Brief:
Extract every line that contains the word "from".

Data records:
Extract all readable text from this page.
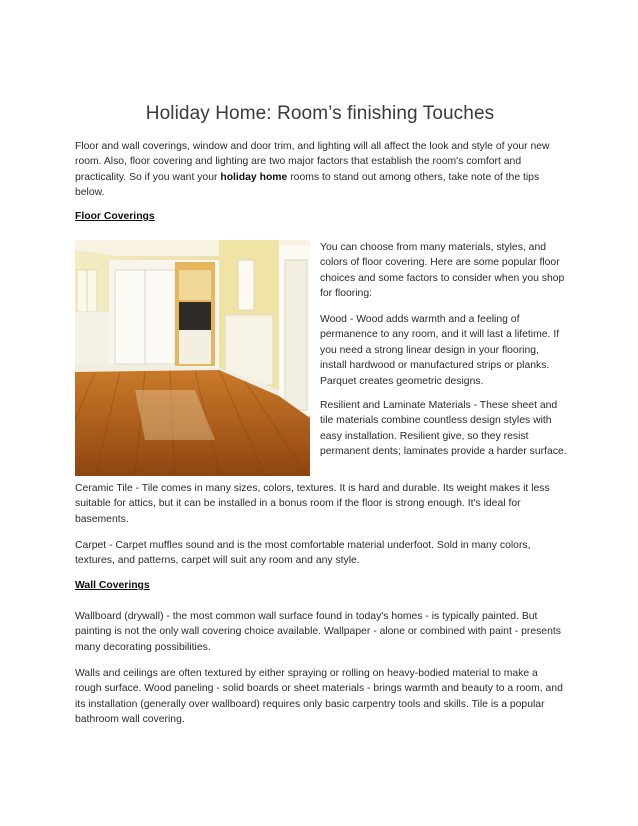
Holiday Home: Room’s finishing Touches

Floor and wall coverings, window and door trim, and lighting will all affect the look and style of your new room. Also, floor covering and lighting are two major factors that establish the room's comfort and practicality. So if you want your holiday home rooms to stand out among others, take note of the tips below.

Floor Coverings

You can choose from many materials, styles, and colors of floor covering. Here are some popular floor choices and some factors to consider when you shop for flooring:

Wood - Wood adds warmth and a feeling of permanence to any room, and it will last a lifetime. If you need a strong linear design in your flooring, install hardwood or manufactured strips or planks. Parquet creates geometric designs.

Resilient and Laminate Materials - These sheet and tile materials combine countless design styles with easy installation. Resilient give, so they resist permanent dents; laminates provide a harder surface.

Ceramic Tile - Tile comes in many sizes, colors, textures. It is hard and durable. Its weight makes it less suitable for attics, but it can be installed in a bonus room if the floor is strong enough. It's ideal for basements.

Carpet - Carpet muffles sound and is the most comfortable material underfoot. Sold in many colors, textures, and patterns, carpet will suit any room and any style.

Wall Coverings

Wallboard (drywall) - the most common wall surface found in today's homes - is typically painted. But painting is not the only wall covering choice available. Wallpaper - alone or combined with paint - presents many decorating possibilities.

Walls and ceilings are often textured by either spraying or rolling on heavy-bodied material to make a rough surface. Wood paneling - solid boards or sheet materials - brings warmth and beauty to a room, and its installation (generally over wallboard) requires only basic carpentry tools and skills. Tile is a popular bathroom wall covering.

Answer for this exercise:
Extract all readable text from this page.
You can choose from many materials, styles, and colors of floor covering. Here are some popular floor choices and some factors to consider when you shop for flooring:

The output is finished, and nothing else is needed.